#### Seçilmiş bölüm
Şekil 3.8. Dünyadaki kestane üretimi.

Kestanelerin doğal yayılma alanları, özellikle Kuzey Yarım Küre'nin ılıman bölgeleri olan Çin, Kore, Japonya, Türkiye, Güney Avrupa ve Kuzey Amerika ile birlikte Bolivya’dır. Kestane yurdumuzda Marmara, Kuzey Anadolu, Ege ve Akdeniz bölgelerinde yetişir. FAO (2012) verilerine göre dünyada 2011 yılında kestane üretimi yaklaşık 2.014.736 tondur. Çin toplam üretimin %84’ünü karşılamaktadır (URL-7). Ülkemizde kestane meyve üretiminin en yoğun olduğu bölgelerden birincisi Ege Bölgesi’dir. Bu bölge içinde de Aydın ilinin önemli bir yeri vardır. Türkiye kestane üretiminin %33’ünü bu ilimiz karşılamakta olup, 2018 TÜİK verilerine göre Türkiye’de 63.580 ton kestane üretimi vardır (URL-8). Kestane meyve üretimi dünyada 2002 yılında 1.036.843 tondan 2011 yılında 2.014.736 tona yükselmiştir (URL-5).
########
#### Veri bloğu
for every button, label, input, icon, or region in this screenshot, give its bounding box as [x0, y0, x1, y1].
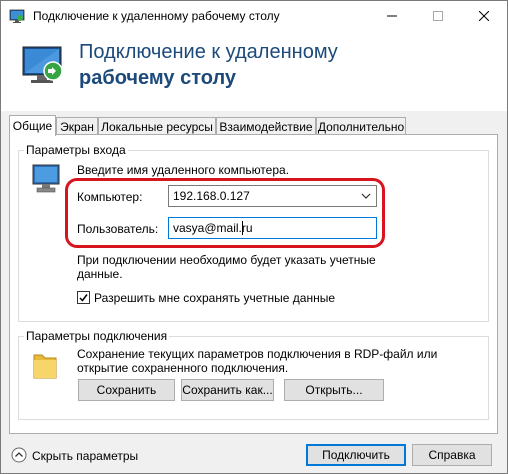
########
— Yapılacaklar —
(1) Kestane üretimi metninde "Kestanelerin doğal yayılma" ifadesinden başlayıp "tona yükselmiştir (URL-5)." ifadesine varana dek her şeyi aynen tekrarlayın.
(2) Kestane üretimi metnini iki cümleyle özetleyin.
Yalnızca kestane üretimi metnine dayanın.

— Alıştırma yanıtları —
(1)
Kestanelerin doğal yayılma alanları, özellikle Kuzey Yarım Küre'nin ılıman bölgeleri olan Çin, Kore, Japonya, Türkiye, Güney Avrupa ve Kuzey Amerika ile birlikte Bolivya’dır. Kestane yurdumuzda Marmara, Kuzey Anadolu, Ege ve Akdeniz bölgelerinde yetişir. FAO (2012) verilerine göre dünyada 2011 yılında kestane üretimi yaklaşık 2.014.736 tondur. Çin toplam üretimin %84’ünü karşılamaktadır (URL-7). Ülkemizde kestane meyve üretiminin en yoğun olduğu bölgelerden birincisi Ege Bölgesi’dir. Bu bölge içinde de Aydın ilinin önemli bir yeri vardır. Türkiye kestane üretiminin %33’ünü bu ilimiz karşılamakta olup, 2018 TÜİK verilerine göre Türkiye’de 63.580 ton kestane üretimi vardır (URL-8). Kestane meyve üretimi dünyada 2002 yılında 1.036.843 tondan 2011 yılında 2.014.736 tona yükselmiştir (URL-5).

(2) Kestanenin doğal yayılma alanları Kuzey Yarım Küre'nin ılıman bölgeleri ile Bolivya'dır; dünyadaki kestane üretimi 2002'de 1.036.843 tondan 2011'de 2.014.736 tona yükselmiştir ve Çin toplam üretimin %84'ünü karşılamaktadır. Türkiye'de kestane Marmara, Kuzey Anadolu, Ege ve Akdeniz bölgelerinde yetişir; 2018'de 63.580 ton olan üretimin en yoğun olduğu bölge Ege'dir ve Aydın ülke üretiminin %33'ünü karşılar.